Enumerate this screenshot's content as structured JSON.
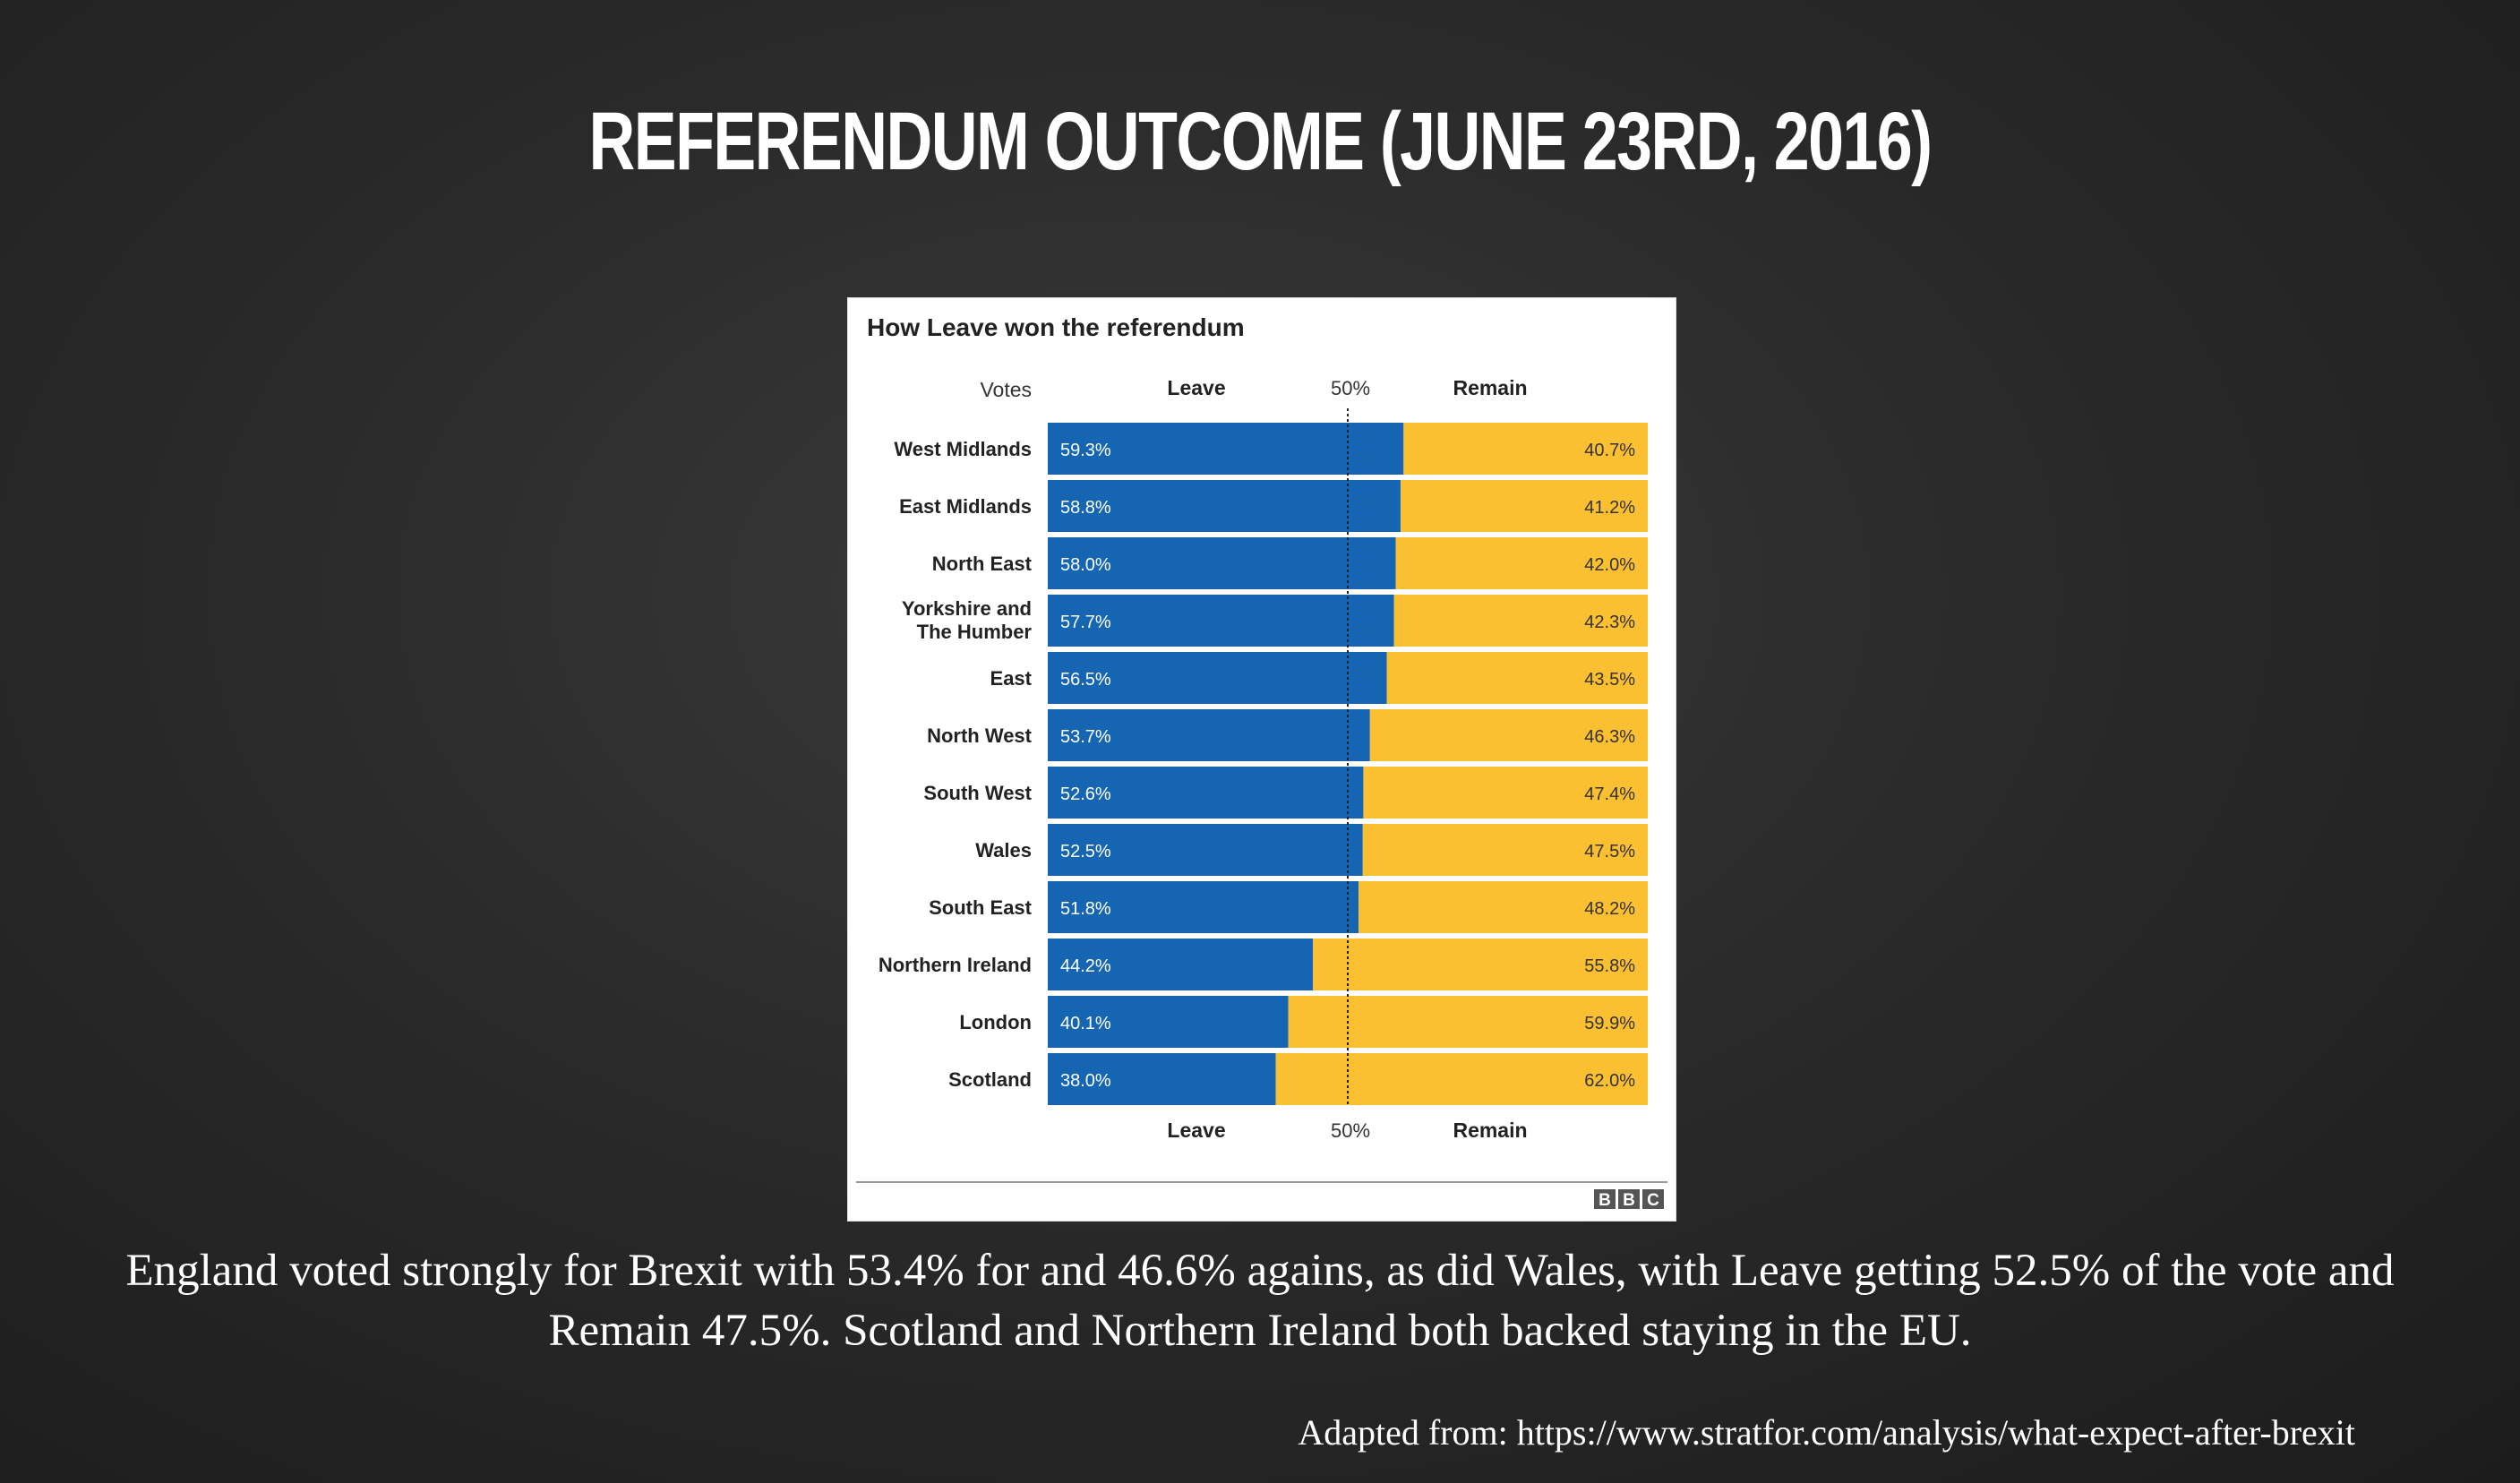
{
  "slide": {
    "title": "REFERENDUM OUTCOME (JUNE 23RD, 2016)",
    "caption": "England voted strongly for Brexit with 53.4% for and 46.6% agains, as did Wales, with Leave getting 52.5% of the vote and Remain 47.5%. Scotland and Northern Ireland both backed staying in the EU.",
    "source": "Adapted from: https://www.stratfor.com/analysis/what-expect-after-brexit"
  },
  "chart_data": {
    "type": "bar",
    "title": "How Leave won the referendum",
    "header_votes": "Votes",
    "header_leave": "Leave",
    "header_remain": "Remain",
    "midline_label": "50%",
    "footer_leave": "Leave",
    "footer_remain": "Remain",
    "footer_mid": "50%",
    "logo": "BBC",
    "stacked": true,
    "orientation": "horizontal",
    "xlim": [
      0,
      100
    ],
    "reference_line": 50,
    "colors": {
      "leave": "#1565b2",
      "remain": "#fbbf32"
    },
    "categories": [
      [
        "West Midlands"
      ],
      [
        "East Midlands"
      ],
      [
        "North East"
      ],
      [
        "Yorkshire and",
        "The Humber"
      ],
      [
        "East"
      ],
      [
        "North West"
      ],
      [
        "South West"
      ],
      [
        "Wales"
      ],
      [
        "South East"
      ],
      [
        "Northern Ireland"
      ],
      [
        "London"
      ],
      [
        "Scotland"
      ]
    ],
    "series": [
      {
        "name": "Leave",
        "values": [
          59.3,
          58.8,
          58.0,
          57.7,
          56.5,
          53.7,
          52.6,
          52.5,
          51.8,
          44.2,
          40.1,
          38.0
        ]
      },
      {
        "name": "Remain",
        "values": [
          40.7,
          41.2,
          42.0,
          42.3,
          43.5,
          46.3,
          47.4,
          47.5,
          48.2,
          55.8,
          59.9,
          62.0
        ]
      }
    ]
  }
}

EXERCISE DESCRIPTION =>
Leave the pictures out and write out every entry exactly as given.

THE RESULT =>
Enumerate this screenshot's content as structured JSON.
{
  "slide": {
    "title": "REFERENDUM OUTCOME (JUNE 23RD, 2016)",
    "caption": "England voted strongly for Brexit with 53.4% for and 46.6% agains, as did Wales, with Leave getting 52.5% of the vote and Remain 47.5%. Scotland and Northern Ireland both backed staying in the EU.",
    "source": "Adapted from: https://www.stratfor.com/analysis/what-expect-after-brexit"
  },
  "chart_data": {
    "type": "bar",
    "title": "How Leave won the referendum",
    "header_votes": "Votes",
    "header_leave": "Leave",
    "header_remain": "Remain",
    "midline_label": "50%",
    "footer_leave": "Leave",
    "footer_remain": "Remain",
    "footer_mid": "50%",
    "logo": "BBC",
    "stacked": true,
    "orientation": "horizontal",
    "xlim": [
      0,
      100
    ],
    "reference_line": 50,
    "colors": {
      "leave": "#1565b2",
      "remain": "#fbbf32"
    },
    "categories": [
      [
        "West Midlands"
      ],
      [
        "East Midlands"
      ],
      [
        "North East"
      ],
      [
        "Yorkshire and",
        "The Humber"
      ],
      [
        "East"
      ],
      [
        "North West"
      ],
      [
        "South West"
      ],
      [
        "Wales"
      ],
      [
        "South East"
      ],
      [
        "Northern Ireland"
      ],
      [
        "London"
      ],
      [
        "Scotland"
      ]
    ],
    "series": [
      {
        "name": "Leave",
        "values": [
          59.3,
          58.8,
          58.0,
          57.7,
          56.5,
          53.7,
          52.6,
          52.5,
          51.8,
          44.2,
          40.1,
          38.0
        ]
      },
      {
        "name": "Remain",
        "values": [
          40.7,
          41.2,
          42.0,
          42.3,
          43.5,
          46.3,
          47.4,
          47.5,
          48.2,
          55.8,
          59.9,
          62.0
        ]
      }
    ]
  }
}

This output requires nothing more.